# [REQUIREMENT]
Extract every line from the records below that contains the word "grid".

# [RECORDS FOR PROCESSING]
◆ ◆ ◆ ◆

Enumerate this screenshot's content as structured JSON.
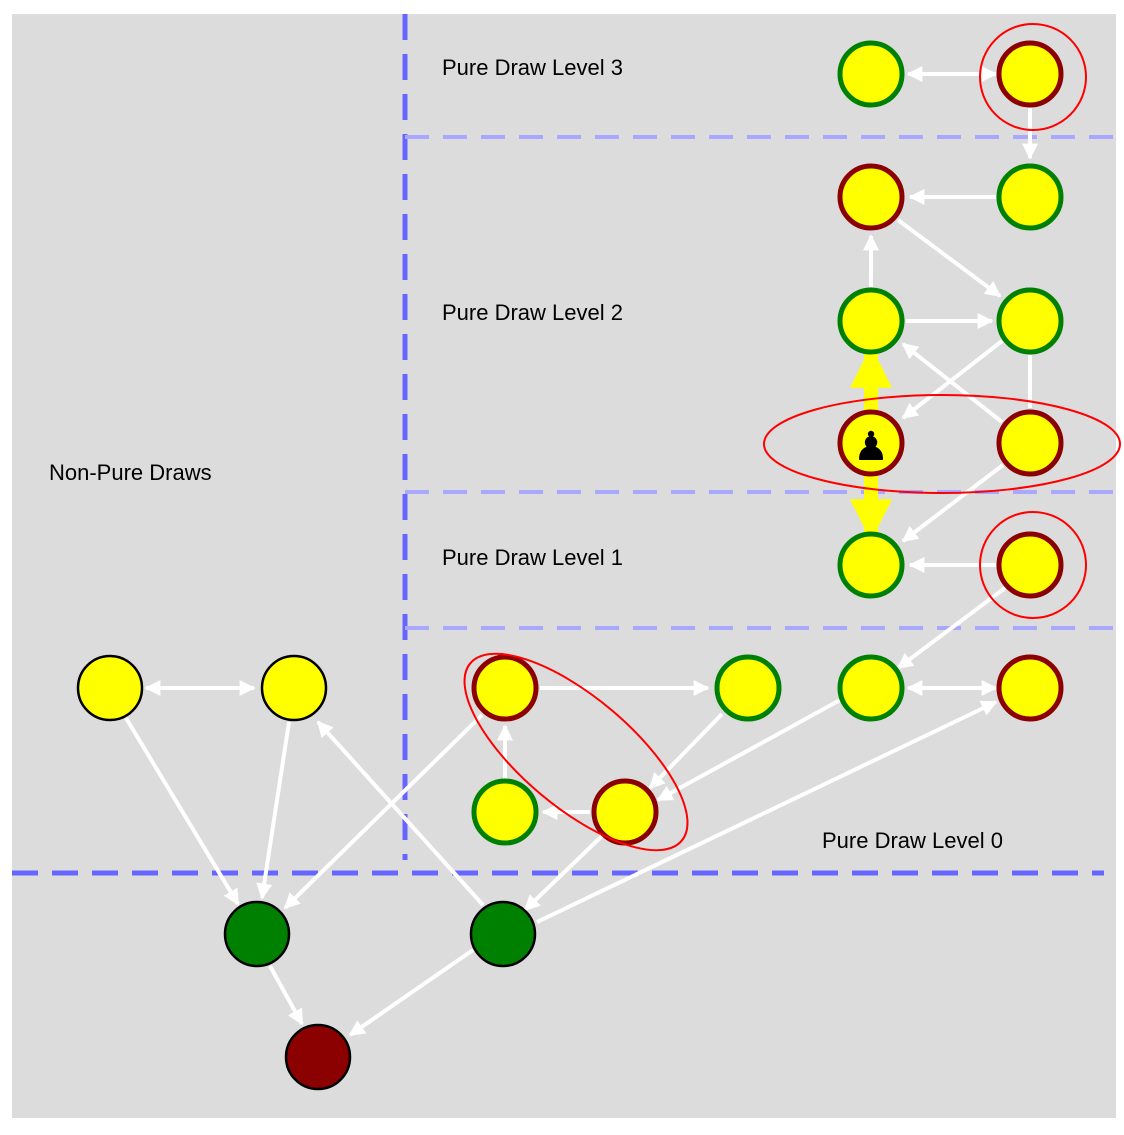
{
  "labels": {
    "level3": "Pure Draw Level 3",
    "level2": "Pure Draw Level 2",
    "level1": "Pure Draw Level 1",
    "level0": "Pure Draw Level 0",
    "non_pure": "Non-Pure Draws"
  },
  "colors": {
    "background": "#dcdcdc",
    "boundary_major": "#6666ff",
    "boundary_minor": "#a8a8ff",
    "edge": "#ffffff",
    "highlight_edge": "#ffff00",
    "highlight_ring": "#ff0000",
    "node_fill_draw": "#ffff00",
    "ring_green": "#008000",
    "ring_red": "#8b0000",
    "ring_black": "#000000",
    "fill_green": "#008000",
    "fill_red": "#8b0000"
  },
  "node_types": {
    "draw_green": "yellow fill, green ring",
    "draw_red": "yellow fill, dark-red ring",
    "draw_plain": "yellow fill, black ring",
    "win": "green fill",
    "loss": "dark-red fill"
  },
  "marker_icon": "chess-pawn-icon",
  "marker_glyph": "♟"
}
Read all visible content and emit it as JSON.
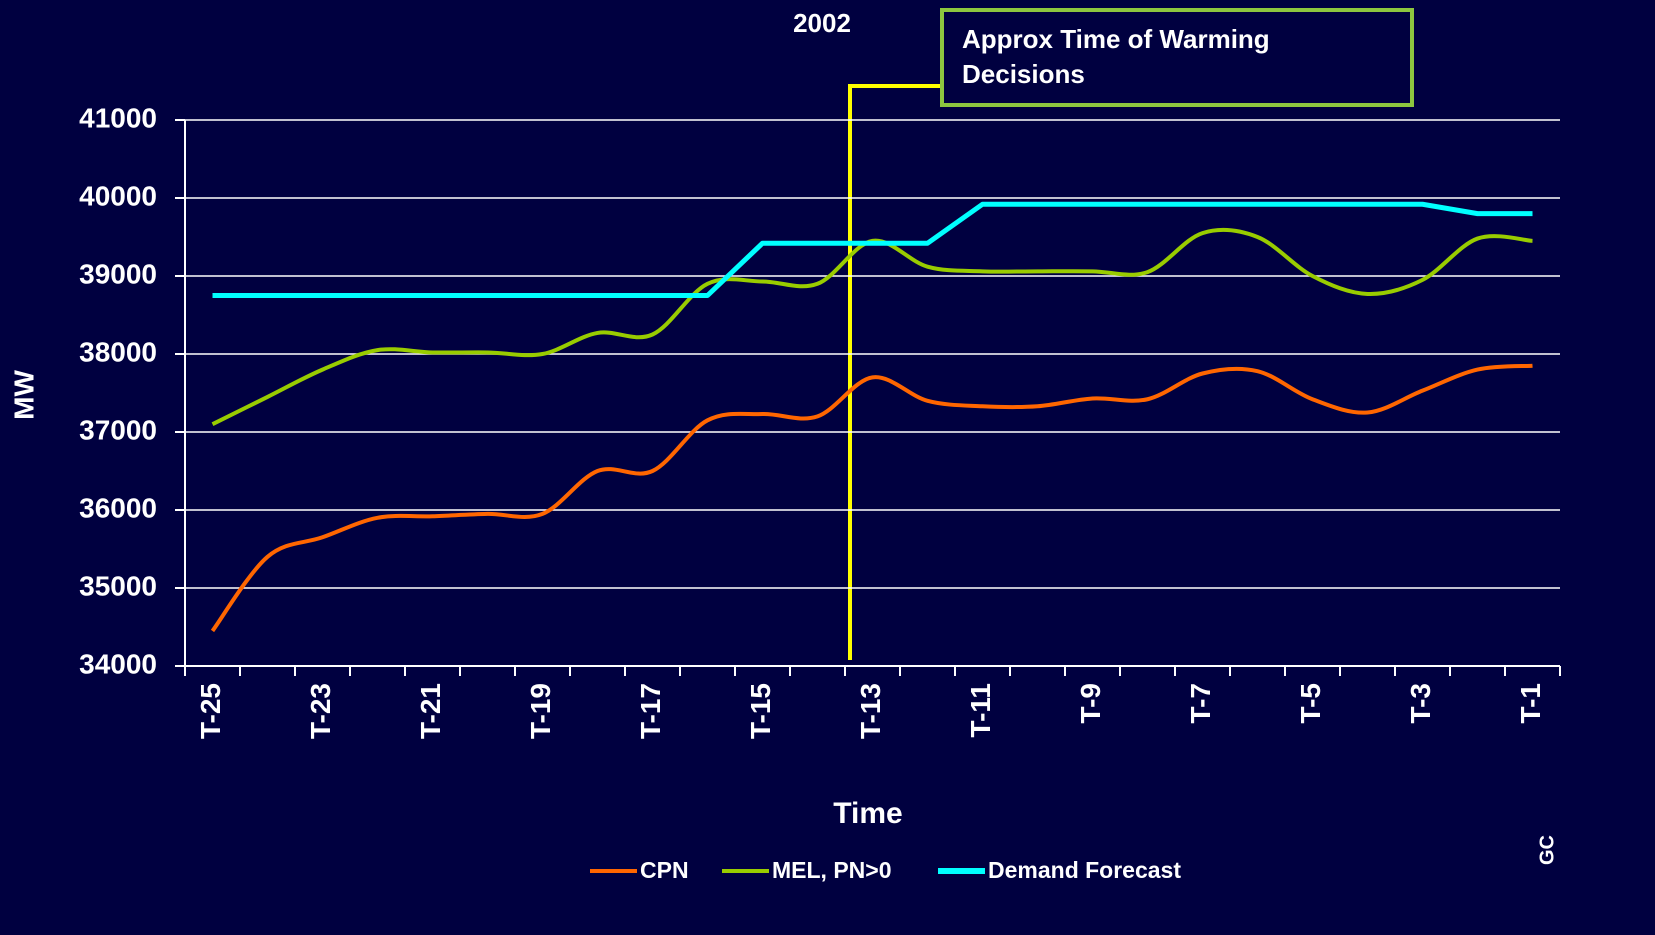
{
  "chart_data": {
    "type": "line",
    "title": "2002",
    "annotation": "Approx Time of Warming Decisions",
    "footer": "GC",
    "x_label": "Time",
    "y_label": "MW",
    "categories": [
      "T-25",
      null,
      "T-23",
      null,
      "T-21",
      null,
      "T-19",
      null,
      "T-17",
      null,
      "T-15",
      null,
      "T-13",
      null,
      "T-11",
      null,
      "T-9",
      null,
      "T-7",
      null,
      "T-5",
      null,
      "T-3",
      null,
      "T-1"
    ],
    "ylim": [
      34000,
      41000
    ],
    "yticks": [
      34000,
      35000,
      36000,
      37000,
      38000,
      39000,
      40000,
      41000
    ],
    "grid": true,
    "legend": "bottom",
    "series": [
      {
        "name": "CPN",
        "color": "#ff6600",
        "smooth": true,
        "values": [
          34450,
          35400,
          35650,
          35900,
          35920,
          35950,
          35950,
          36500,
          36500,
          37150,
          37230,
          37200,
          37700,
          37400,
          37330,
          37330,
          37430,
          37420,
          37750,
          37780,
          37420,
          37250,
          37530,
          37800,
          37850
        ]
      },
      {
        "name": "MEL, PN>0",
        "color": "#99cc00",
        "smooth": true,
        "values": [
          37100,
          37450,
          37800,
          38050,
          38020,
          38020,
          38000,
          38270,
          38250,
          38900,
          38930,
          38900,
          39450,
          39120,
          39060,
          39060,
          39060,
          39050,
          39550,
          39500,
          39000,
          38770,
          38950,
          39480,
          39450
        ]
      },
      {
        "name": "Demand Forecast",
        "color": "#00ffff",
        "smooth": false,
        "values": [
          38750,
          38750,
          38750,
          38750,
          38750,
          38750,
          38750,
          38750,
          38750,
          38750,
          39420,
          39420,
          39420,
          39420,
          39920,
          39920,
          39920,
          39920,
          39920,
          39920,
          39920,
          39920,
          39920,
          39800,
          39800
        ]
      }
    ]
  }
}
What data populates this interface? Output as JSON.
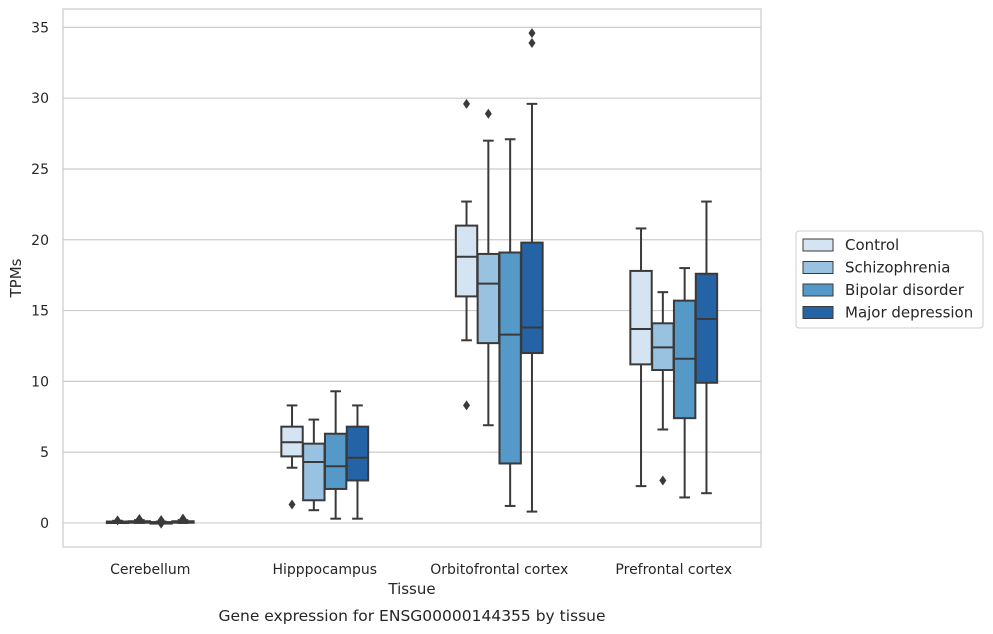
{
  "caption": "Gene expression for ENSG00000144355 by tissue",
  "colors": {
    "grid": "#cccccc",
    "frame": "#cccccc",
    "line": "#3a3a3a",
    "text": "#262626"
  },
  "chart_data": {
    "type": "box",
    "xlabel": "Tissue",
    "ylabel": "TPMs",
    "ylim": [
      -1.7,
      36.3
    ],
    "yticks": [
      0,
      5,
      10,
      15,
      20,
      25,
      30,
      35
    ],
    "grid": true,
    "legend_position": "right",
    "categories": [
      "Cerebellum",
      "Hipppocampus",
      "Orbitofrontal cortex",
      "Prefrontal cortex"
    ],
    "series": [
      {
        "name": "Control",
        "color": "#d5e4f3",
        "boxes": [
          {
            "whislo": 0.0,
            "q1": 0.02,
            "med": 0.05,
            "q3": 0.1,
            "whishi": 0.15,
            "fliers": [
              0.18
            ]
          },
          {
            "whislo": 3.9,
            "q1": 4.7,
            "med": 5.7,
            "q3": 6.8,
            "whishi": 8.3,
            "fliers": [
              1.3
            ]
          },
          {
            "whislo": 12.9,
            "q1": 16.0,
            "med": 18.8,
            "q3": 21.0,
            "whishi": 22.7,
            "fliers": [
              29.6,
              8.3
            ]
          },
          {
            "whislo": 2.6,
            "q1": 11.2,
            "med": 13.7,
            "q3": 17.8,
            "whishi": 20.8,
            "fliers": []
          }
        ]
      },
      {
        "name": "Schizophrenia",
        "color": "#98c2df",
        "boxes": [
          {
            "whislo": 0.0,
            "q1": 0.03,
            "med": 0.07,
            "q3": 0.12,
            "whishi": 0.2,
            "fliers": [
              0.28
            ]
          },
          {
            "whislo": 0.9,
            "q1": 1.6,
            "med": 4.3,
            "q3": 5.6,
            "whishi": 7.3,
            "fliers": []
          },
          {
            "whislo": 6.9,
            "q1": 12.7,
            "med": 16.9,
            "q3": 19.0,
            "whishi": 27.0,
            "fliers": [
              28.9
            ]
          },
          {
            "whislo": 6.6,
            "q1": 10.8,
            "med": 12.4,
            "q3": 14.1,
            "whishi": 16.3,
            "fliers": [
              3.0
            ]
          }
        ]
      },
      {
        "name": "Bipolar disorder",
        "color": "#5599c8",
        "boxes": [
          {
            "whislo": 0.0,
            "q1": 0.01,
            "med": 0.03,
            "q3": 0.06,
            "whishi": 0.1,
            "fliers": [
              0.2,
              -0.05
            ]
          },
          {
            "whislo": 0.3,
            "q1": 2.4,
            "med": 4.0,
            "q3": 6.3,
            "whishi": 9.3,
            "fliers": []
          },
          {
            "whislo": 1.2,
            "q1": 4.2,
            "med": 13.3,
            "q3": 19.1,
            "whishi": 27.1,
            "fliers": []
          },
          {
            "whislo": 1.8,
            "q1": 7.4,
            "med": 11.6,
            "q3": 15.7,
            "whishi": 18.0,
            "fliers": []
          }
        ]
      },
      {
        "name": "Major depression",
        "color": "#2463a6",
        "boxes": [
          {
            "whislo": 0.0,
            "q1": 0.03,
            "med": 0.07,
            "q3": 0.12,
            "whishi": 0.2,
            "fliers": [
              0.3
            ]
          },
          {
            "whislo": 0.3,
            "q1": 3.0,
            "med": 4.6,
            "q3": 6.8,
            "whishi": 8.3,
            "fliers": []
          },
          {
            "whislo": 0.8,
            "q1": 12.0,
            "med": 13.8,
            "q3": 19.8,
            "whishi": 29.6,
            "fliers": [
              33.9,
              34.6
            ]
          },
          {
            "whislo": 2.1,
            "q1": 9.9,
            "med": 14.4,
            "q3": 17.6,
            "whishi": 22.7,
            "fliers": []
          }
        ]
      }
    ]
  }
}
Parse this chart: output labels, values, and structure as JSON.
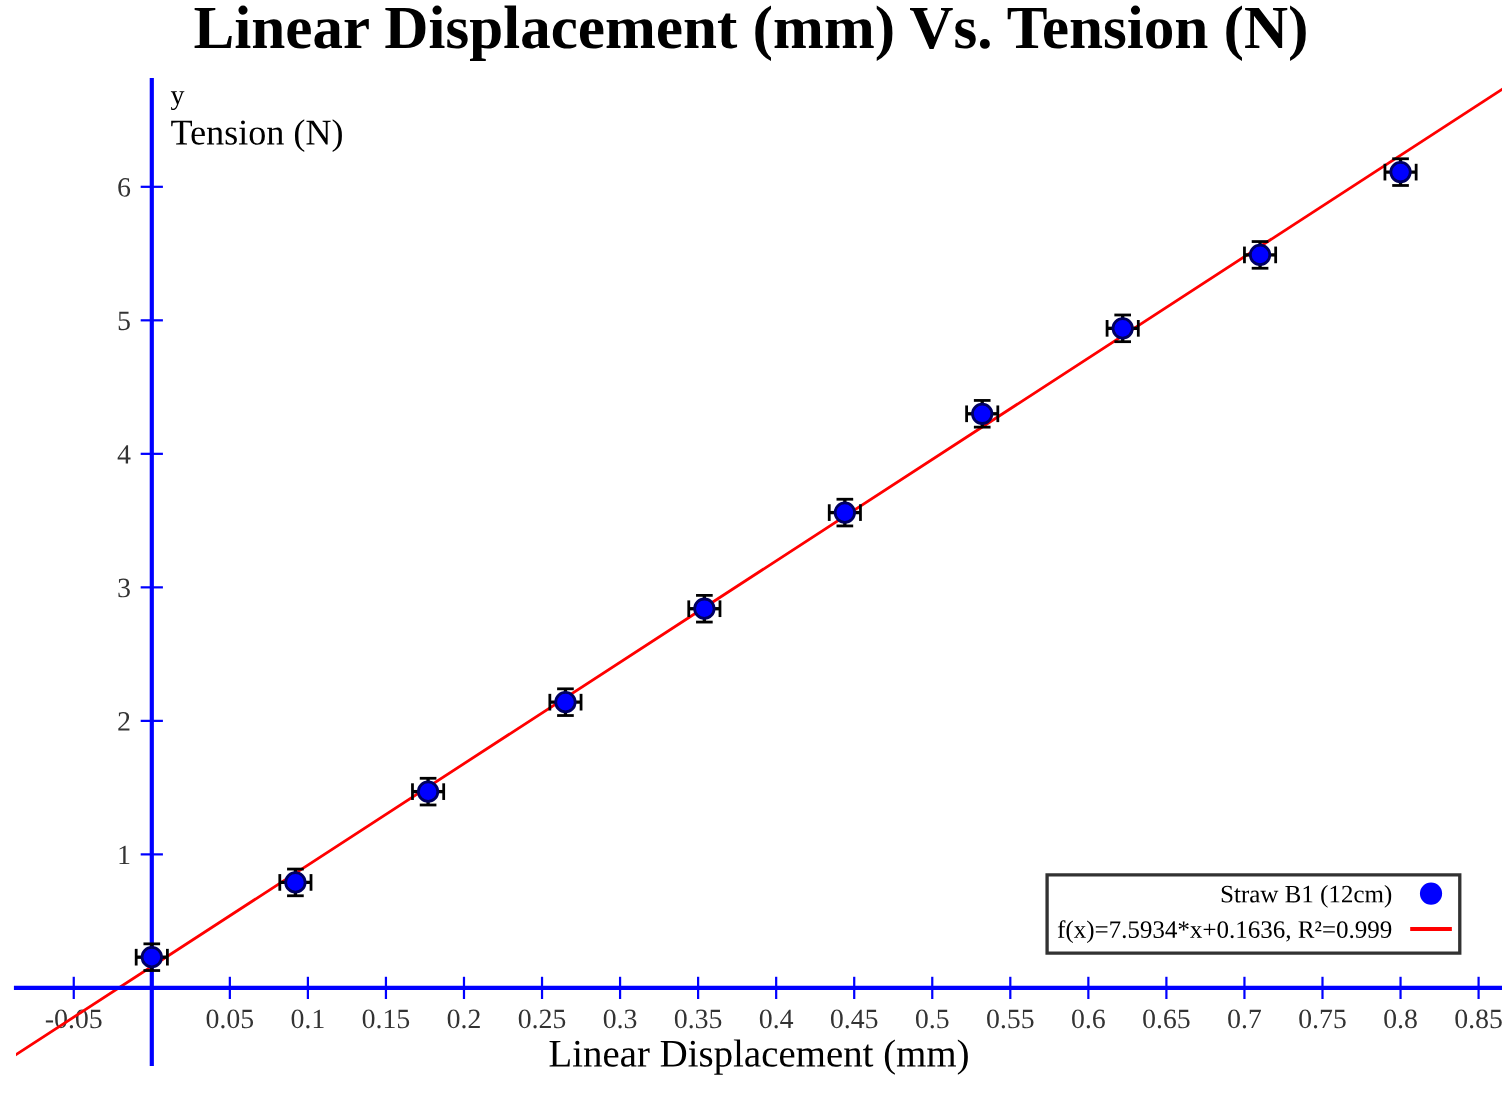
{
  "chart_data": {
    "type": "scatter",
    "title": "Linear Displacement (mm) Vs. Tension (N)",
    "xlabel": "Linear Displacement (mm)",
    "ylabel": "Tension (N)",
    "annotations": [
      "y"
    ],
    "xlim": [
      -0.087,
      0.865
    ],
    "ylim": [
      -0.57,
      6.8
    ],
    "xticks": [
      -0.05,
      0.05,
      0.1,
      0.15,
      0.2,
      0.25,
      0.3,
      0.35,
      0.4,
      0.45,
      0.5,
      0.55,
      0.6,
      0.65,
      0.7,
      0.75,
      0.8,
      0.85
    ],
    "yticks": [
      1,
      2,
      3,
      4,
      5,
      6
    ],
    "grid": false,
    "legend": "bottom right",
    "series": [
      {
        "name": "Straw B1 (12cm)",
        "marker": "circle",
        "color": "#0000ff",
        "x": [
          0,
          0.092,
          0.177,
          0.265,
          0.354,
          0.444,
          0.532,
          0.622,
          0.71,
          0.8
        ],
        "values": [
          0.23,
          0.79,
          1.47,
          2.14,
          2.84,
          3.56,
          4.3,
          4.94,
          5.49,
          6.11
        ],
        "errors": [
          0.1,
          0.1,
          0.1,
          0.1,
          0.1,
          0.1,
          0.1,
          0.1,
          0.1,
          0.1
        ],
        "xerrors": [
          0.01,
          0.01,
          0.01,
          0.01,
          0.01,
          0.01,
          0.01,
          0.01,
          0.01,
          0.01
        ]
      },
      {
        "name": "f(x)=7.5934*x+0.1636, R²=0.999",
        "type": "line",
        "color": "#ff0000",
        "x": [
          -0.087,
          0.865
        ],
        "values": [
          -0.5,
          6.73
        ]
      }
    ]
  }
}
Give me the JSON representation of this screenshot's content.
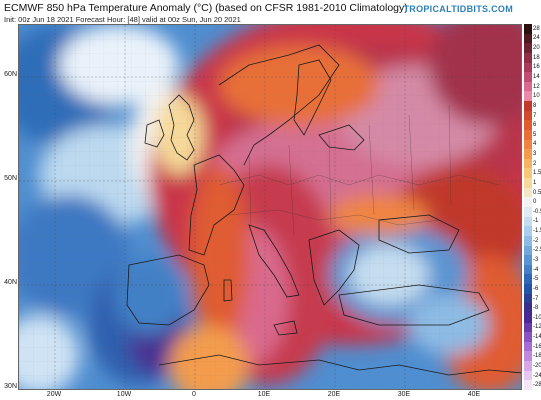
{
  "header": {
    "title": "ECMWF 850 hPa Temperature Anomaly (°C) (based on CFSR 1981-2010 Climatology)",
    "subtitle": "Init: 00z Jun 18 2021   Forecast Hour: [48]   valid at 00z Sun, Jun 20 2021",
    "brand": "TROPICALTIDBITS.COM"
  },
  "map": {
    "lat_labels": [
      "60N",
      "50N",
      "40N",
      "30N"
    ],
    "lon_labels": [
      "20W",
      "10W",
      "0",
      "10E",
      "20E",
      "30E",
      "40E"
    ]
  },
  "colorbar": {
    "labels": [
      "28",
      "24",
      "20",
      "18",
      "16",
      "14",
      "12",
      "10",
      "8",
      "7",
      "6",
      "5",
      "4",
      "3",
      "2",
      "1.5",
      "1",
      "0.5",
      "0",
      "-0.5",
      "-1",
      "-1.5",
      "-2",
      "-2.5",
      "-3",
      "-4",
      "-5",
      "-6",
      "-7",
      "-8",
      "-10",
      "-12",
      "-14",
      "-16",
      "-18",
      "-20",
      "-24",
      "-28"
    ],
    "colors": [
      "#2b1010",
      "#4d1a22",
      "#6e2430",
      "#8e2f45",
      "#a83a5a",
      "#c24d72",
      "#d96a8e",
      "#e98aa8",
      "#c0392b",
      "#d24a2e",
      "#e05b30",
      "#e86f37",
      "#ef8540",
      "#f39c4d",
      "#f6b361",
      "#f7c77a",
      "#f6d99a",
      "#f2e7c4",
      "#f2f2f2",
      "#dfeaf3",
      "#c5ddef",
      "#a9cdea",
      "#8dbbe4",
      "#72a8dc",
      "#5a94d2",
      "#4380c6",
      "#3068b7",
      "#2354a5",
      "#2a4092",
      "#3b2f8a",
      "#4a2a92",
      "#6a3aa8",
      "#8a52bf",
      "#a76cd0",
      "#c089dc",
      "#d6a9e6",
      "#e7c8ef",
      "#f4e6f7"
    ]
  }
}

◆ ◆ ◆ ◆

# [EXPECTED OUTPUT]
    "grid": true,
    "grid": "#cccccc",
    "grid": true,
    "grid": false,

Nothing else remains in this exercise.